Problem to solve: In the listing that follows, how many lines contain the string "排入大气"? Provide only the number.

★ ★ ★ ★ ★ ★ ★

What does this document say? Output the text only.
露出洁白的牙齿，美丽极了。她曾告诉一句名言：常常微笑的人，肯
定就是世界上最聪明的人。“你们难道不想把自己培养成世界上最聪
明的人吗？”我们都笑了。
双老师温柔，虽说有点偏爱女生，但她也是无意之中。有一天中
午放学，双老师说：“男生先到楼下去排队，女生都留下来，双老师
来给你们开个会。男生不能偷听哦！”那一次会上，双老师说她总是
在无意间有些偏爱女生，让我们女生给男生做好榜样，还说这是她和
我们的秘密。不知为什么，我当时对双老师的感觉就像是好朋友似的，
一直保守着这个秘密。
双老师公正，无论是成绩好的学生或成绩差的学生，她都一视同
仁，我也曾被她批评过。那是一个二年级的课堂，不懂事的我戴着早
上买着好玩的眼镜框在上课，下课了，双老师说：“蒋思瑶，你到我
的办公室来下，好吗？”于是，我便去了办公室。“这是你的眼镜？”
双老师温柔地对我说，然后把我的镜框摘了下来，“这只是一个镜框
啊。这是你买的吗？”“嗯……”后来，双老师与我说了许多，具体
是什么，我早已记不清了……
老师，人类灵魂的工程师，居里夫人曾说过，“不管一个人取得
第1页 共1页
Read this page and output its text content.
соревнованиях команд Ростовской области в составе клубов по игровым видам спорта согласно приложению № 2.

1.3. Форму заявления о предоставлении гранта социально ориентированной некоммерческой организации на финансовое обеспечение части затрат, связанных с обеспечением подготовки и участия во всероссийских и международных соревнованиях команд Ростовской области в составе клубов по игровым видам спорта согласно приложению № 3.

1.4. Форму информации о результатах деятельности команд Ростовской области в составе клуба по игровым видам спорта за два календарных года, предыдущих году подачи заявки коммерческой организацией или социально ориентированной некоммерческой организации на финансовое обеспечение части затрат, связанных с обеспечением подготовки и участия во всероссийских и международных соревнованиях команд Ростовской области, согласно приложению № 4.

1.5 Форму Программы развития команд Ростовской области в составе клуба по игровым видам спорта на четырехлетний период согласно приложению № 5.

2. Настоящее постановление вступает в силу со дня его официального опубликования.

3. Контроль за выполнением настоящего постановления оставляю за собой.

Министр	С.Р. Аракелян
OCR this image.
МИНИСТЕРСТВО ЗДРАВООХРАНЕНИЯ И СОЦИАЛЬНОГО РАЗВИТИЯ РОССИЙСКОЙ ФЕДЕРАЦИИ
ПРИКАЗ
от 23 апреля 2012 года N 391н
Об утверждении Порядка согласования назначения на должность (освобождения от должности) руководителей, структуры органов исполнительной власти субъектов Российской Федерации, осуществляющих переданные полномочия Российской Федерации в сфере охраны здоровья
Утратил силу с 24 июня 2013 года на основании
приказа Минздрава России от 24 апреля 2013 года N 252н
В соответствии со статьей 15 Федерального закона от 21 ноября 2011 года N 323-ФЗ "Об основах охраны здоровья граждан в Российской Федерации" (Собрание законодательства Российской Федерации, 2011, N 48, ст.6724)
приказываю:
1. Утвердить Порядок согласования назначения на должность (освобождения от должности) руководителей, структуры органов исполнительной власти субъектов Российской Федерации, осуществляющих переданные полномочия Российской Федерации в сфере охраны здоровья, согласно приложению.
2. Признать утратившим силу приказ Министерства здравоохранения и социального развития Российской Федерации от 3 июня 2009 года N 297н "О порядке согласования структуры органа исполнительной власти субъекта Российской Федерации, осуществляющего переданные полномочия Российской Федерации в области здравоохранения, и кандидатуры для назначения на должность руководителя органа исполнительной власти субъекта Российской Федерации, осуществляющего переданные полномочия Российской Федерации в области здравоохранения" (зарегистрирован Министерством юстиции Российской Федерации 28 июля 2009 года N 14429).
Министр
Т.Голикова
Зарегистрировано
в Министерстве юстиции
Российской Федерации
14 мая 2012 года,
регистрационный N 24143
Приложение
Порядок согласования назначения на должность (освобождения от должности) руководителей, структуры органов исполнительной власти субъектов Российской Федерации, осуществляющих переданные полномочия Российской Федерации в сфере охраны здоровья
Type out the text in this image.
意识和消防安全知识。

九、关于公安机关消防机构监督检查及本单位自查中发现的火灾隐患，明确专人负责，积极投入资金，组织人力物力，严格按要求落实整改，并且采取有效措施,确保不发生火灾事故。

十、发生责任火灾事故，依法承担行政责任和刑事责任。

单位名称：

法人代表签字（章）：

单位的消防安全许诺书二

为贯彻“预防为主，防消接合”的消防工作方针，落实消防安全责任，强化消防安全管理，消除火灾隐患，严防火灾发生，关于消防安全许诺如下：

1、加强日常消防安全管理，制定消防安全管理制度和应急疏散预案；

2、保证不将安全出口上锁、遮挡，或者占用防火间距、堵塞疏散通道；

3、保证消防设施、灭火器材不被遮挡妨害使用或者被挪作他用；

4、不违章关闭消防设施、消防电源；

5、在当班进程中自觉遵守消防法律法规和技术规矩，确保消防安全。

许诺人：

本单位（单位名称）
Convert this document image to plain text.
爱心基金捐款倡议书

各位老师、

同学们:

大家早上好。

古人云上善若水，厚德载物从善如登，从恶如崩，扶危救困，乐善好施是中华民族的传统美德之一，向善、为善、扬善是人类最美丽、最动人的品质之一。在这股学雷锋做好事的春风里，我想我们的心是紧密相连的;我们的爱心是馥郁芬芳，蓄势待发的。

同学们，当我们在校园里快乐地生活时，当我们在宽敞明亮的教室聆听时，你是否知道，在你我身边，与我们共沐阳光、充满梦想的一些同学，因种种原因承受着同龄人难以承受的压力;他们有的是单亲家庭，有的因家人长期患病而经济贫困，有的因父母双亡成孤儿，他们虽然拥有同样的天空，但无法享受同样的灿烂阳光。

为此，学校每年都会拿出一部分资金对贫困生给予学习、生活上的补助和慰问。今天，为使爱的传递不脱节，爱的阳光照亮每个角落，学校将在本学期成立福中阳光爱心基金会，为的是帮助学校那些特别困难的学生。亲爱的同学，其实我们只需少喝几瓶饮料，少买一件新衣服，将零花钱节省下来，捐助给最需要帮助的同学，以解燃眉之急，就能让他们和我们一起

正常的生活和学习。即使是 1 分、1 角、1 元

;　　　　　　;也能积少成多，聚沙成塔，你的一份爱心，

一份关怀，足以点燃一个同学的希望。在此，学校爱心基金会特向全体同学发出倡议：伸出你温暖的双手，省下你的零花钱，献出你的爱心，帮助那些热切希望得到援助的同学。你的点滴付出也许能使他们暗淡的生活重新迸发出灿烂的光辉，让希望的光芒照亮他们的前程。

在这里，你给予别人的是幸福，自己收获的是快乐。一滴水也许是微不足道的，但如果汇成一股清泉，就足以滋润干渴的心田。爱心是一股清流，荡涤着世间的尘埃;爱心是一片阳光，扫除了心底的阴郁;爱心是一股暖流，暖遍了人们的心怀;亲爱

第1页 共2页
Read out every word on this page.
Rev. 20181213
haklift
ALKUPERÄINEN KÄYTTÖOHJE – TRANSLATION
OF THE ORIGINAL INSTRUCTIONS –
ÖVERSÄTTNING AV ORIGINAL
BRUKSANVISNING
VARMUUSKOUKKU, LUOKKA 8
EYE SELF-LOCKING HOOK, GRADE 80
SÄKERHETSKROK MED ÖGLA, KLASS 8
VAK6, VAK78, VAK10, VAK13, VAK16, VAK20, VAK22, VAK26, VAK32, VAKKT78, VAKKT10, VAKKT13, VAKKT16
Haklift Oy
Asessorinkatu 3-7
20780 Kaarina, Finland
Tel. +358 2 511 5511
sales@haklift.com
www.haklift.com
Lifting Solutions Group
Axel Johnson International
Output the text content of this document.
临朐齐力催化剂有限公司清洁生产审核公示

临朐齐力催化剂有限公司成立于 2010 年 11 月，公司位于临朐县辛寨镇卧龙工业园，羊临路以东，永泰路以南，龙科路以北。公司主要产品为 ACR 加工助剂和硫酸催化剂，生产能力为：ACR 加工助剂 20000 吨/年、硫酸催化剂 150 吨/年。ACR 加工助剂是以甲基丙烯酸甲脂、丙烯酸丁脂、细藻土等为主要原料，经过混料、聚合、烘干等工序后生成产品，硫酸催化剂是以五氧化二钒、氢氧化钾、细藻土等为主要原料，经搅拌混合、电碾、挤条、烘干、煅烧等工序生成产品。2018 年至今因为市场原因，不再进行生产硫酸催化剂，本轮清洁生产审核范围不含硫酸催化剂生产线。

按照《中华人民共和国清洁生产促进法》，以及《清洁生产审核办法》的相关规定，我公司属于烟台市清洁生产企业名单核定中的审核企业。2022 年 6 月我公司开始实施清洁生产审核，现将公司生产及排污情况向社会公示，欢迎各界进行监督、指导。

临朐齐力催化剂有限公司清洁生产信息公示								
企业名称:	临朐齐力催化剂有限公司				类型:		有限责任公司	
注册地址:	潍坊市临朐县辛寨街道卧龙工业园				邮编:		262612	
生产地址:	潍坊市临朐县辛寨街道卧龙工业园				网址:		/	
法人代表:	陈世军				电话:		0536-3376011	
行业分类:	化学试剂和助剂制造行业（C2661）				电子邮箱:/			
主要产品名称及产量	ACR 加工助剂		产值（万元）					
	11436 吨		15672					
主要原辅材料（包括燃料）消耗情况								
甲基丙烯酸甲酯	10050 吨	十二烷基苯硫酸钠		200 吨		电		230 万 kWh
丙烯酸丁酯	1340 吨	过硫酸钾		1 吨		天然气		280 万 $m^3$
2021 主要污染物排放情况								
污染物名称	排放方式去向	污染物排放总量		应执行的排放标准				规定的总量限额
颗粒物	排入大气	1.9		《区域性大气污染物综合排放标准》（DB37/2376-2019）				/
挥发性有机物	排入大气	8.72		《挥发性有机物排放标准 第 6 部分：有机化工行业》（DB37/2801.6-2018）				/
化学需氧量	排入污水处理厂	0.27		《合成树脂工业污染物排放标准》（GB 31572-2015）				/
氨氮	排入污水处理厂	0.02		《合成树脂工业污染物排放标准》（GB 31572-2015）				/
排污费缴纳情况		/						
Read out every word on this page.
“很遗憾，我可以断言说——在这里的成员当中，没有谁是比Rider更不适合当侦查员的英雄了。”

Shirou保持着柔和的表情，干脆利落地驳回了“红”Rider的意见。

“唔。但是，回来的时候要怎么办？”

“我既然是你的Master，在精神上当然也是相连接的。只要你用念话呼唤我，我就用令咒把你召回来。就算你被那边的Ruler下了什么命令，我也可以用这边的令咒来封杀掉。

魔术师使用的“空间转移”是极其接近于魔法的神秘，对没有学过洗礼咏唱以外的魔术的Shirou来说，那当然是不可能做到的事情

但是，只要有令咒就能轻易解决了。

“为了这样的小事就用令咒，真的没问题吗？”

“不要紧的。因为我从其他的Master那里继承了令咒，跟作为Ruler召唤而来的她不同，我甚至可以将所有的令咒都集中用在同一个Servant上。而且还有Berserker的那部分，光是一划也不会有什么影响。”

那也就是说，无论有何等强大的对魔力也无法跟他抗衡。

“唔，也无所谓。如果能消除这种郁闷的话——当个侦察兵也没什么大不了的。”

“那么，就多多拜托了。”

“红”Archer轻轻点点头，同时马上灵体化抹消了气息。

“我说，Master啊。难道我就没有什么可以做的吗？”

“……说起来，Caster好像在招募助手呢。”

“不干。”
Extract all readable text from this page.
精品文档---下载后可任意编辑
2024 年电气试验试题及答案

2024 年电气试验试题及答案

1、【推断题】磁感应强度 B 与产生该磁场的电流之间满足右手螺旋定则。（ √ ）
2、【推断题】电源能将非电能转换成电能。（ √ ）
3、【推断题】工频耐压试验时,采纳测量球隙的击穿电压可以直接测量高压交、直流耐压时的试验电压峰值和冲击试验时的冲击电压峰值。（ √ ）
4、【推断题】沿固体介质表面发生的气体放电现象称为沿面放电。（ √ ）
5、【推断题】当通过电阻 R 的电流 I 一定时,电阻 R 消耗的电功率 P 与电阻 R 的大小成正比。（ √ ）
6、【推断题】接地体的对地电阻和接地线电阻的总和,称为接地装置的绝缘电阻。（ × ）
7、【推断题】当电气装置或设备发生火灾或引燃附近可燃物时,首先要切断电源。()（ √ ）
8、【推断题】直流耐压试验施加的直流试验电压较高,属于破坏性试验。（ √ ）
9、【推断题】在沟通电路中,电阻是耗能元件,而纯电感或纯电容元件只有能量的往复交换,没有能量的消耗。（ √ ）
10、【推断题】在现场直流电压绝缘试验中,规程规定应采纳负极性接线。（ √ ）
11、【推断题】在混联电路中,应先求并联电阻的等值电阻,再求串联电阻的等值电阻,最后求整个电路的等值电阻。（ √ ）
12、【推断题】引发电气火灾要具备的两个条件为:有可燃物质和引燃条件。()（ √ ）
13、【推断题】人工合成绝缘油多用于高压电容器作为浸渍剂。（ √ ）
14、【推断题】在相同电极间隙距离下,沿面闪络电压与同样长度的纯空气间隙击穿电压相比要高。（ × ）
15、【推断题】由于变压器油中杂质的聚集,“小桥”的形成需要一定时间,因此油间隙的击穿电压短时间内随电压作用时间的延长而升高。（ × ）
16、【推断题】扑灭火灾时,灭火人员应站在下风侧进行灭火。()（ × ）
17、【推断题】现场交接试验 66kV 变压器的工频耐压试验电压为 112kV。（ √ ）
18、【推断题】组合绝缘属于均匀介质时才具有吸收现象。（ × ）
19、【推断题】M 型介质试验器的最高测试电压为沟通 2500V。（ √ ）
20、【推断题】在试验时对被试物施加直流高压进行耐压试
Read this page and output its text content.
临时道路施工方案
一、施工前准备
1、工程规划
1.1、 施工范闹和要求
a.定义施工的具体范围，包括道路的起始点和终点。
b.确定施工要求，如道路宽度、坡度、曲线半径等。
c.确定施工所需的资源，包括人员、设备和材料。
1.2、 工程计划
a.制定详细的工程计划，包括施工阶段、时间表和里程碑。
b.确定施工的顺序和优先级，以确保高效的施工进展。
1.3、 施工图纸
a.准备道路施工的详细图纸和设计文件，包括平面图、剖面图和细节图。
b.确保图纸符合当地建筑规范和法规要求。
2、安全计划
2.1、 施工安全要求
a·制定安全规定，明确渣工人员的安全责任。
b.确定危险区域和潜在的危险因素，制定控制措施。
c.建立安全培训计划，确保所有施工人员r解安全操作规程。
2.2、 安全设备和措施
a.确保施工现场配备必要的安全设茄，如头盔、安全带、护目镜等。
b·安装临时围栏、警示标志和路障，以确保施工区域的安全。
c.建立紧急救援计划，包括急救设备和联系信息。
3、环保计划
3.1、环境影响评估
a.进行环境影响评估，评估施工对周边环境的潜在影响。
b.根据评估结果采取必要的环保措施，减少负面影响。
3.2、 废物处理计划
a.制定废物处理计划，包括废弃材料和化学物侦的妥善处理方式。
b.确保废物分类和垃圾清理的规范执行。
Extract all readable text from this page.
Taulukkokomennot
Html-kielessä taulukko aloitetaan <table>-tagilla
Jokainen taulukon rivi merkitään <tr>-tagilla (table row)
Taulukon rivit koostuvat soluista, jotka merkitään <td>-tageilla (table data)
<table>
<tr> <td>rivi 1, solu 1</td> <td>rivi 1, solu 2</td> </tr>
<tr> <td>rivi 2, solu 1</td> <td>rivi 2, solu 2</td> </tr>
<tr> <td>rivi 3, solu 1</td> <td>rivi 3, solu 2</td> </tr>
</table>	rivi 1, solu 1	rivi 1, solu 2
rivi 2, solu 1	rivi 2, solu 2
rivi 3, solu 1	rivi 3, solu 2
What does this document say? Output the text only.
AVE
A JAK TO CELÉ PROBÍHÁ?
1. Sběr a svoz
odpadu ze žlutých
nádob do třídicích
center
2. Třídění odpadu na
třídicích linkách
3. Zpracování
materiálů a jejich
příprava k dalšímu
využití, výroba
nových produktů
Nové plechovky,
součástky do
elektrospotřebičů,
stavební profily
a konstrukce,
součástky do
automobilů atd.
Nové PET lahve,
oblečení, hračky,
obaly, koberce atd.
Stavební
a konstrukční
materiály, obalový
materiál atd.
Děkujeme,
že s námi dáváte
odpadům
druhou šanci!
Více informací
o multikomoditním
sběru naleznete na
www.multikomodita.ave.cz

★ ★ ★ ★ ★ ★ ★

Written response: 2